▶ _Work required_:
Your task is to retype each line of the data below exactly.

## begin

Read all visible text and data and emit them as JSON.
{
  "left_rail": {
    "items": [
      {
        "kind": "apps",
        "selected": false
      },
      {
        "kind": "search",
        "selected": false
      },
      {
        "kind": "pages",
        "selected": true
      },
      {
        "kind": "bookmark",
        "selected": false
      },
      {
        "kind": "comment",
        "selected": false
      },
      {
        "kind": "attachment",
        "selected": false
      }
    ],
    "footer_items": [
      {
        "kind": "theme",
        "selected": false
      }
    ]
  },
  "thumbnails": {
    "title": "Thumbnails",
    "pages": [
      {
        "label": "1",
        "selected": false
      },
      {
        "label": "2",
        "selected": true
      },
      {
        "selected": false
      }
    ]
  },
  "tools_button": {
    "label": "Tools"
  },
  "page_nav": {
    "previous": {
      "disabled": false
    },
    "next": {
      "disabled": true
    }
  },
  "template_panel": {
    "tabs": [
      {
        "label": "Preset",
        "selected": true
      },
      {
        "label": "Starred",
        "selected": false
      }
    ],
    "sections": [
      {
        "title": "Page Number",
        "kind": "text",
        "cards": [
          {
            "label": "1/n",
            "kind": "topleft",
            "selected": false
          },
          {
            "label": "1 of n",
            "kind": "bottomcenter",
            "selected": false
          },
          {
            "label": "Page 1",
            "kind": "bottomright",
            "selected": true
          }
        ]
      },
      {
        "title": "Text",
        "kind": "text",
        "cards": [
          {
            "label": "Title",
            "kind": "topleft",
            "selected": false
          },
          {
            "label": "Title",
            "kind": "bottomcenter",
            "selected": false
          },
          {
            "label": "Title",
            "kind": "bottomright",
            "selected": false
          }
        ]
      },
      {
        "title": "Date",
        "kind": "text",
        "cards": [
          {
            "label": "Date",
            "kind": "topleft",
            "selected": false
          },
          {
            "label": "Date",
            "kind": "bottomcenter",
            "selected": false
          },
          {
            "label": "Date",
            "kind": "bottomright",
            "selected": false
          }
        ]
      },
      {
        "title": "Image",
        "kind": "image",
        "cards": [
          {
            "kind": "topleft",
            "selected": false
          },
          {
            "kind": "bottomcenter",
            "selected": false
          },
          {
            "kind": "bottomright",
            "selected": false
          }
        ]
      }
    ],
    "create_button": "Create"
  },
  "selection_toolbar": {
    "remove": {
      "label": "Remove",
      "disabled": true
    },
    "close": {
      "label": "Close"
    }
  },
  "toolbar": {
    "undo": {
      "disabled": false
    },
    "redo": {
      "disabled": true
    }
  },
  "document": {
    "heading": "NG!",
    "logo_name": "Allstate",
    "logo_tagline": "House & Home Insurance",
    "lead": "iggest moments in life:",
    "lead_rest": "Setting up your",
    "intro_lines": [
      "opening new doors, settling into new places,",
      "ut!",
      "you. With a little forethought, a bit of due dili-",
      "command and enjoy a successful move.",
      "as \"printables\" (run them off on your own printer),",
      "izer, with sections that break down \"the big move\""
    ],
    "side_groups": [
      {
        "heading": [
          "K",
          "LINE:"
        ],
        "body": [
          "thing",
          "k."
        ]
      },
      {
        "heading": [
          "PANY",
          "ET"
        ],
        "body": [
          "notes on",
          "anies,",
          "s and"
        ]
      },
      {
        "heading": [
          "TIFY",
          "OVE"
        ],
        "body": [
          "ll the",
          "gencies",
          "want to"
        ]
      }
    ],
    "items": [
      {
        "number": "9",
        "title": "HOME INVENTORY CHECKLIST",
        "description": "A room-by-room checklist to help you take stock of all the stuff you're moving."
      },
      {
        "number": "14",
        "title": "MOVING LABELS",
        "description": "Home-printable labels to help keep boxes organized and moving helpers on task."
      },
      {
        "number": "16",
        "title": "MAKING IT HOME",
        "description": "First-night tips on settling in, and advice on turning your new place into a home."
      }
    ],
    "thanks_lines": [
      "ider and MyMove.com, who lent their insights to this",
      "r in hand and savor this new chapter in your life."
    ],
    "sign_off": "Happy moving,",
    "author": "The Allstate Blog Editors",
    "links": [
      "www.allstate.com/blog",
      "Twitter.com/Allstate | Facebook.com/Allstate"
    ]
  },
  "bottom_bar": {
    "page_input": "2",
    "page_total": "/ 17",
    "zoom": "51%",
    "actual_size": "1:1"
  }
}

## end

▶ _Response to this exercise_:
Read all visible text and data and emit them as JSON.
{
  "left_rail": {
    "items": [
      {
        "kind": "apps",
        "selected": false
      },
      {
        "kind": "search",
        "selected": false
      },
      {
        "kind": "pages",
        "selected": true
      },
      {
        "kind": "bookmark",
        "selected": false
      },
      {
        "kind": "comment",
        "selected": false
      },
      {
        "kind": "attachment",
        "selected": false
      }
    ],
    "footer_items": [
      {
        "kind": "theme",
        "selected": false
      }
    ]
  },
  "thumbnails": {
    "title": "Thumbnails",
    "pages": [
      {
        "label": "1",
        "selected": false
      },
      {
        "label": "2",
        "selected": true
      },
      {
        "selected": false
      }
    ]
  },
  "tools_button": {
    "label": "Tools"
  },
  "page_nav": {
    "previous": {
      "disabled": false
    },
    "next": {
      "disabled": true
    }
  },
  "template_panel": {
    "tabs": [
      {
        "label": "Preset",
        "selected": true
      },
      {
        "label": "Starred",
        "selected": false
      }
    ],
    "sections": [
      {
        "title": "Page Number",
        "kind": "text",
        "cards": [
          {
            "label": "1/n",
            "kind": "topleft",
            "selected": false
          },
          {
            "label": "1 of n",
            "kind": "bottomcenter",
            "selected": false
          },
          {
            "label": "Page 1",
            "kind": "bottomright",
            "selected": true
          }
        ]
      },
      {
        "title": "Text",
        "kind": "text",
        "cards": [
          {
            "label": "Title",
            "kind": "topleft",
            "selected": false
          },
          {
            "label": "Title",
            "kind": "bottomcenter",
            "selected": false
          },
          {
            "label": "Title",
            "kind": "bottomright",
            "selected": false
          }
        ]
      },
      {
        "title": "Date",
        "kind": "text",
        "cards": [
          {
            "label": "Date",
            "kind": "topleft",
            "selected": false
          },
          {
            "label": "Date",
            "kind": "bottomcenter",
            "selected": false
          },
          {
            "label": "Date",
            "kind": "bottomright",
            "selected": false
          }
        ]
      },
      {
        "title": "Image",
        "kind": "image",
        "cards": [
          {
            "kind": "topleft",
            "selected": false
          },
          {
            "kind": "bottomcenter",
            "selected": false
          },
          {
            "kind": "bottomright",
            "selected": false
          }
        ]
      }
    ],
    "create_button": "Create"
  },
  "selection_toolbar": {
    "remove": {
      "label": "Remove",
      "disabled": true
    },
    "close": {
      "label": "Close"
    }
  },
  "toolbar": {
    "undo": {
      "disabled": false
    },
    "redo": {
      "disabled": true
    }
  },
  "document": {
    "heading": "NG!",
    "logo_name": "Allstate",
    "logo_tagline": "House & Home Insurance",
    "lead": "iggest moments in life:",
    "lead_rest": "Setting up your",
    "intro_lines": [
      "opening new doors, settling into new places,",
      "ut!",
      "you. With a little forethought, a bit of due dili-",
      "command and enjoy a successful move.",
      "as \"printables\" (run them off on your own printer),",
      "izer, with sections that break down \"the big move\""
    ],
    "side_groups": [
      {
        "heading": [
          "K",
          "LINE:"
        ],
        "body": [
          "thing",
          "k."
        ]
      },
      {
        "heading": [
          "PANY",
          "ET"
        ],
        "body": [
          "notes on",
          "anies,",
          "s and"
        ]
      },
      {
        "heading": [
          "TIFY",
          "OVE"
        ],
        "body": [
          "ll the",
          "gencies",
          "want to"
        ]
      }
    ],
    "items": [
      {
        "number": "9",
        "title": "HOME INVENTORY CHECKLIST",
        "description": "A room-by-room checklist to help you take stock of all the stuff you're moving."
      },
      {
        "number": "14",
        "title": "MOVING LABELS",
        "description": "Home-printable labels to help keep boxes organized and moving helpers on task."
      },
      {
        "number": "16",
        "title": "MAKING IT HOME",
        "description": "First-night tips on settling in, and advice on turning your new place into a home."
      }
    ],
    "thanks_lines": [
      "ider and MyMove.com, who lent their insights to this",
      "r in hand and savor this new chapter in your life."
    ],
    "sign_off": "Happy moving,",
    "author": "The Allstate Blog Editors",
    "links": [
      "www.allstate.com/blog",
      "Twitter.com/Allstate | Facebook.com/Allstate"
    ]
  },
  "bottom_bar": {
    "page_input": "2",
    "page_total": "/ 17",
    "zoom": "51%",
    "actual_size": "1:1"
  }
}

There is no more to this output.